-------- Working data
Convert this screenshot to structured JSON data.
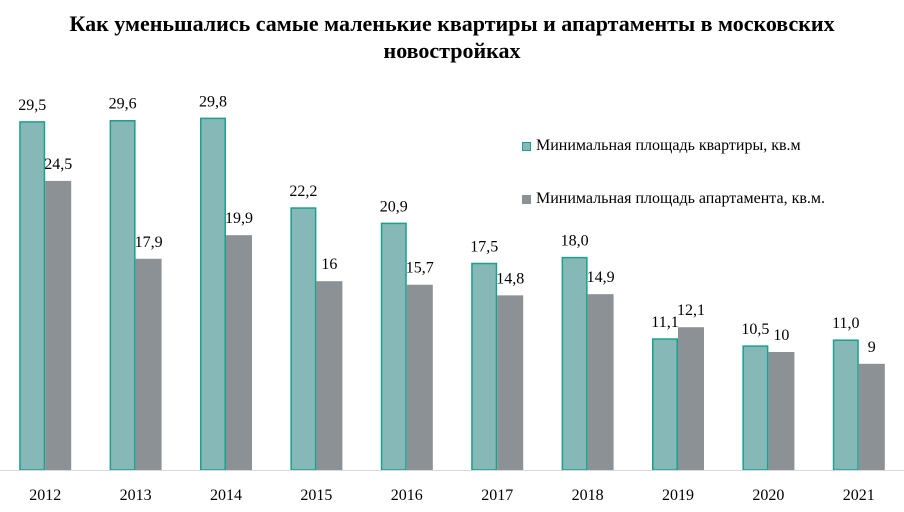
{
  "chart_data": {
    "type": "bar",
    "title": "Как уменьшались самые маленькие квартиры и апартаменты в московских новостройках",
    "categories": [
      "2012",
      "2013",
      "2014",
      "2015",
      "2016",
      "2017",
      "2018",
      "2019",
      "2020",
      "2021"
    ],
    "series": [
      {
        "name": "Минимальная площадь квартиры, кв.м",
        "values": [
          29.5,
          29.6,
          29.8,
          22.2,
          20.9,
          17.5,
          18.0,
          11.1,
          10.5,
          11.0
        ],
        "labels": [
          "29,5",
          "29,6",
          "29,8",
          "22,2",
          "20,9",
          "17,5",
          "18,0",
          "11,1",
          "10,5",
          "11,0"
        ],
        "color": "#86b8b8",
        "border_color": "#1aa08c"
      },
      {
        "name": "Минимальная площадь апартамента, кв.м.",
        "values": [
          24.5,
          17.9,
          19.9,
          16,
          15.7,
          14.8,
          14.9,
          12.1,
          10,
          9
        ],
        "labels": [
          "24,5",
          "17,9",
          "19,9",
          "16",
          "15,7",
          "14,8",
          "14,9",
          "12,1",
          "10",
          "9"
        ],
        "color": "#8c9196"
      }
    ],
    "ylim": [
      0,
      30
    ],
    "grid": false,
    "legend_position": "right"
  }
}
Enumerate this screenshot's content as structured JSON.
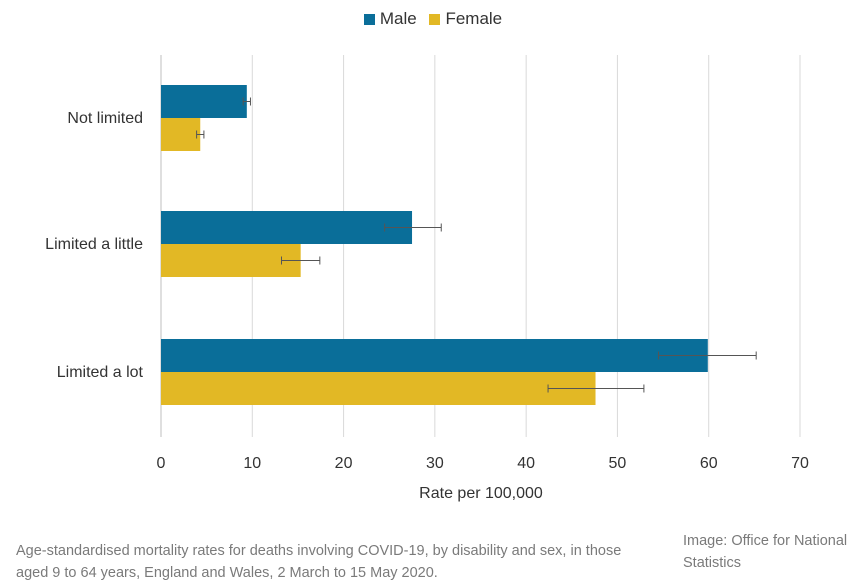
{
  "chart_data": {
    "type": "bar",
    "orientation": "horizontal",
    "categories": [
      "Not limited",
      "Limited a little",
      "Limited a lot"
    ],
    "series": [
      {
        "name": "Male",
        "color": "#0a6e99",
        "values": [
          9.4,
          27.5,
          59.9
        ],
        "error_low": [
          9.0,
          24.5,
          54.5
        ],
        "error_high": [
          9.8,
          30.7,
          65.2
        ]
      },
      {
        "name": "Female",
        "color": "#e2b825",
        "values": [
          4.3,
          15.3,
          47.6
        ],
        "error_low": [
          3.9,
          13.2,
          42.4
        ],
        "error_high": [
          4.7,
          17.4,
          52.9
        ]
      }
    ],
    "xlabel": "Rate per 100,000",
    "ylabel": "",
    "xlim": [
      0,
      70
    ],
    "xticks": [
      0,
      10,
      20,
      30,
      40,
      50,
      60,
      70
    ],
    "grid": true,
    "legend_position": "top-center"
  },
  "caption": "Age-standardised mortality rates for deaths involving COVID-19, by disability and sex, in those aged 9 to 64 years, England and Wales, 2 March to 15 May 2020.",
  "credit": "Image: Office for National Statistics"
}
----------------
| What to do |
Identify all lines in the records above with the word "квартиры".

| Written answer |
    "title": "Как уменьшались самые маленькие квартиры и апартаменты в московских новостройках",
        "name": "Минимальная площадь квартиры, кв.м",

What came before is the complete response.